[Chart and figure data]
Start

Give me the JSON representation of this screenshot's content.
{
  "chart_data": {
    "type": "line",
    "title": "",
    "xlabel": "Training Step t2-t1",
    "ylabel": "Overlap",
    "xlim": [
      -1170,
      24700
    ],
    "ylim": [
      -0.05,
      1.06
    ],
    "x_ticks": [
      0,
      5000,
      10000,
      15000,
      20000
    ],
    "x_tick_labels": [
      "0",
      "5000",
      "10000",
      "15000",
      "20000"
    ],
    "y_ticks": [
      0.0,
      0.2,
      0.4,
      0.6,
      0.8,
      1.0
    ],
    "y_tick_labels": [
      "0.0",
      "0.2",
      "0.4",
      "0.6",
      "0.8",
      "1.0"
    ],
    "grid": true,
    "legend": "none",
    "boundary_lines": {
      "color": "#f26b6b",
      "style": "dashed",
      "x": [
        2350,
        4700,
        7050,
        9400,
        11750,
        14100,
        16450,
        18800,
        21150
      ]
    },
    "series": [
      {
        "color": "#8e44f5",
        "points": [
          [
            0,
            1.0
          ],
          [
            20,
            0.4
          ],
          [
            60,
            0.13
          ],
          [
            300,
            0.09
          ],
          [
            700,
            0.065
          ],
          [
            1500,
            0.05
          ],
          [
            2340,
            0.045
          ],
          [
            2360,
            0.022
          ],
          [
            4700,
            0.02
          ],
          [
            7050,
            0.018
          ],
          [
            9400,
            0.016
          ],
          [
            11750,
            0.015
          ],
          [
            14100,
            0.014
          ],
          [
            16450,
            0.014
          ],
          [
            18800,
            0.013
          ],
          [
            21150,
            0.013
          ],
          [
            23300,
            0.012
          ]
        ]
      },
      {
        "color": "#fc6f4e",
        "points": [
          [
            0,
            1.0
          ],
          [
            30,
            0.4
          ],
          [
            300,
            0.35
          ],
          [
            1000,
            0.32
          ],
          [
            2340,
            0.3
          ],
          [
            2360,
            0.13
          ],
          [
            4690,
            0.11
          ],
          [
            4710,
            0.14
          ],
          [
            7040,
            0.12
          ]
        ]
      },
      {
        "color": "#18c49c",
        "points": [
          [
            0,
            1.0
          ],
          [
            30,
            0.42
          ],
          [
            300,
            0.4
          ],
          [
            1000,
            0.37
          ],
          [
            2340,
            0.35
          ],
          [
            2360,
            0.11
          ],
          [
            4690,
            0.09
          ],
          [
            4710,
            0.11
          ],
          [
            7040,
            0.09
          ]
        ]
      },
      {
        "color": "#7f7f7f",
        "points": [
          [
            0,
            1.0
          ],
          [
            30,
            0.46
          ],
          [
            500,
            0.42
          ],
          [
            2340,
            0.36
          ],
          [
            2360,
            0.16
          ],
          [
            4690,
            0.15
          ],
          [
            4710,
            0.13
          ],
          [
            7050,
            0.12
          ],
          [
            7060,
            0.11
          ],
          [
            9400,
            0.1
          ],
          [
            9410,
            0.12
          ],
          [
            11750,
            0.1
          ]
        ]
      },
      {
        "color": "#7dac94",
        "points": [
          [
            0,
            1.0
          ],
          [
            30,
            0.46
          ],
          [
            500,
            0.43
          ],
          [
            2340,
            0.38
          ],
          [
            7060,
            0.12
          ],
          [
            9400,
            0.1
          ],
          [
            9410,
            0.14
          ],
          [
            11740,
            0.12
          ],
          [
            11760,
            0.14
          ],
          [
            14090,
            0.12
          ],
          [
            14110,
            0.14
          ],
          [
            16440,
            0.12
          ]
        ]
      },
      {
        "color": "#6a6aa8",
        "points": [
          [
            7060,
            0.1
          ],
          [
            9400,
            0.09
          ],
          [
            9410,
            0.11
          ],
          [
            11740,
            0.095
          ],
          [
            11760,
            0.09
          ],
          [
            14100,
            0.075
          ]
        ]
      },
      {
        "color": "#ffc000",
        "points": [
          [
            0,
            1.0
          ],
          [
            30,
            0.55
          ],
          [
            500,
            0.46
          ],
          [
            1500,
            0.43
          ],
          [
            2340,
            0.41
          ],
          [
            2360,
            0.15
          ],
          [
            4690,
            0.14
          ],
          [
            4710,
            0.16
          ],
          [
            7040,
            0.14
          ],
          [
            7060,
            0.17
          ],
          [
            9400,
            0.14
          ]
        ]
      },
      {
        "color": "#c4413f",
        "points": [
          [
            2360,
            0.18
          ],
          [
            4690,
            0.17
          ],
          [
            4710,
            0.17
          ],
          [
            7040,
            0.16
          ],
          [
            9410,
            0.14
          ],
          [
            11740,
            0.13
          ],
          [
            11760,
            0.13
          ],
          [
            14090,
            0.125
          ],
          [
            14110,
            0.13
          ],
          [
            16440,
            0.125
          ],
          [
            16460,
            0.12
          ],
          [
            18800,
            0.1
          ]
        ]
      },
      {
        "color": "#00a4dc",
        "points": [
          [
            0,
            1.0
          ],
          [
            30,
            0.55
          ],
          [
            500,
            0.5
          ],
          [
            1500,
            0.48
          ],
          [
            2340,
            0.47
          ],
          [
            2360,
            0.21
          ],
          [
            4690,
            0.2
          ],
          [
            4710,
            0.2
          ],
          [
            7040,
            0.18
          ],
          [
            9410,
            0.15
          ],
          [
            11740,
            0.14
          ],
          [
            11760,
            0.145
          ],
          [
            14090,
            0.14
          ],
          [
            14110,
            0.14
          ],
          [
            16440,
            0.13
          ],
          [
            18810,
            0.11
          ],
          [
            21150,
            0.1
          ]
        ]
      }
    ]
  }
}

End

▶ **GIVEN TASK**: Reproduce each record exactly, leaving nothing out.

▶ **OUTPUT FOR THIS EXERCISE**:
Give me the JSON representation of this screenshot's content.
{
  "chart_data": {
    "type": "line",
    "title": "",
    "xlabel": "Training Step t2-t1",
    "ylabel": "Overlap",
    "xlim": [
      -1170,
      24700
    ],
    "ylim": [
      -0.05,
      1.06
    ],
    "x_ticks": [
      0,
      5000,
      10000,
      15000,
      20000
    ],
    "x_tick_labels": [
      "0",
      "5000",
      "10000",
      "15000",
      "20000"
    ],
    "y_ticks": [
      0.0,
      0.2,
      0.4,
      0.6,
      0.8,
      1.0
    ],
    "y_tick_labels": [
      "0.0",
      "0.2",
      "0.4",
      "0.6",
      "0.8",
      "1.0"
    ],
    "grid": true,
    "legend": "none",
    "boundary_lines": {
      "color": "#f26b6b",
      "style": "dashed",
      "x": [
        2350,
        4700,
        7050,
        9400,
        11750,
        14100,
        16450,
        18800,
        21150
      ]
    },
    "series": [
      {
        "color": "#8e44f5",
        "points": [
          [
            0,
            1.0
          ],
          [
            20,
            0.4
          ],
          [
            60,
            0.13
          ],
          [
            300,
            0.09
          ],
          [
            700,
            0.065
          ],
          [
            1500,
            0.05
          ],
          [
            2340,
            0.045
          ],
          [
            2360,
            0.022
          ],
          [
            4700,
            0.02
          ],
          [
            7050,
            0.018
          ],
          [
            9400,
            0.016
          ],
          [
            11750,
            0.015
          ],
          [
            14100,
            0.014
          ],
          [
            16450,
            0.014
          ],
          [
            18800,
            0.013
          ],
          [
            21150,
            0.013
          ],
          [
            23300,
            0.012
          ]
        ]
      },
      {
        "color": "#fc6f4e",
        "points": [
          [
            0,
            1.0
          ],
          [
            30,
            0.4
          ],
          [
            300,
            0.35
          ],
          [
            1000,
            0.32
          ],
          [
            2340,
            0.3
          ],
          [
            2360,
            0.13
          ],
          [
            4690,
            0.11
          ],
          [
            4710,
            0.14
          ],
          [
            7040,
            0.12
          ]
        ]
      },
      {
        "color": "#18c49c",
        "points": [
          [
            0,
            1.0
          ],
          [
            30,
            0.42
          ],
          [
            300,
            0.4
          ],
          [
            1000,
            0.37
          ],
          [
            2340,
            0.35
          ],
          [
            2360,
            0.11
          ],
          [
            4690,
            0.09
          ],
          [
            4710,
            0.11
          ],
          [
            7040,
            0.09
          ]
        ]
      },
      {
        "color": "#7f7f7f",
        "points": [
          [
            0,
            1.0
          ],
          [
            30,
            0.46
          ],
          [
            500,
            0.42
          ],
          [
            2340,
            0.36
          ],
          [
            2360,
            0.16
          ],
          [
            4690,
            0.15
          ],
          [
            4710,
            0.13
          ],
          [
            7050,
            0.12
          ],
          [
            7060,
            0.11
          ],
          [
            9400,
            0.1
          ],
          [
            9410,
            0.12
          ],
          [
            11750,
            0.1
          ]
        ]
      },
      {
        "color": "#7dac94",
        "points": [
          [
            0,
            1.0
          ],
          [
            30,
            0.46
          ],
          [
            500,
            0.43
          ],
          [
            2340,
            0.38
          ],
          [
            7060,
            0.12
          ],
          [
            9400,
            0.1
          ],
          [
            9410,
            0.14
          ],
          [
            11740,
            0.12
          ],
          [
            11760,
            0.14
          ],
          [
            14090,
            0.12
          ],
          [
            14110,
            0.14
          ],
          [
            16440,
            0.12
          ]
        ]
      },
      {
        "color": "#6a6aa8",
        "points": [
          [
            7060,
            0.1
          ],
          [
            9400,
            0.09
          ],
          [
            9410,
            0.11
          ],
          [
            11740,
            0.095
          ],
          [
            11760,
            0.09
          ],
          [
            14100,
            0.075
          ]
        ]
      },
      {
        "color": "#ffc000",
        "points": [
          [
            0,
            1.0
          ],
          [
            30,
            0.55
          ],
          [
            500,
            0.46
          ],
          [
            1500,
            0.43
          ],
          [
            2340,
            0.41
          ],
          [
            2360,
            0.15
          ],
          [
            4690,
            0.14
          ],
          [
            4710,
            0.16
          ],
          [
            7040,
            0.14
          ],
          [
            7060,
            0.17
          ],
          [
            9400,
            0.14
          ]
        ]
      },
      {
        "color": "#c4413f",
        "points": [
          [
            2360,
            0.18
          ],
          [
            4690,
            0.17
          ],
          [
            4710,
            0.17
          ],
          [
            7040,
            0.16
          ],
          [
            9410,
            0.14
          ],
          [
            11740,
            0.13
          ],
          [
            11760,
            0.13
          ],
          [
            14090,
            0.125
          ],
          [
            14110,
            0.13
          ],
          [
            16440,
            0.125
          ],
          [
            16460,
            0.12
          ],
          [
            18800,
            0.1
          ]
        ]
      },
      {
        "color": "#00a4dc",
        "points": [
          [
            0,
            1.0
          ],
          [
            30,
            0.55
          ],
          [
            500,
            0.5
          ],
          [
            1500,
            0.48
          ],
          [
            2340,
            0.47
          ],
          [
            2360,
            0.21
          ],
          [
            4690,
            0.2
          ],
          [
            4710,
            0.2
          ],
          [
            7040,
            0.18
          ],
          [
            9410,
            0.15
          ],
          [
            11740,
            0.14
          ],
          [
            11760,
            0.145
          ],
          [
            14090,
            0.14
          ],
          [
            14110,
            0.14
          ],
          [
            16440,
            0.13
          ],
          [
            18810,
            0.11
          ],
          [
            21150,
            0.1
          ]
        ]
      }
    ]
  }
}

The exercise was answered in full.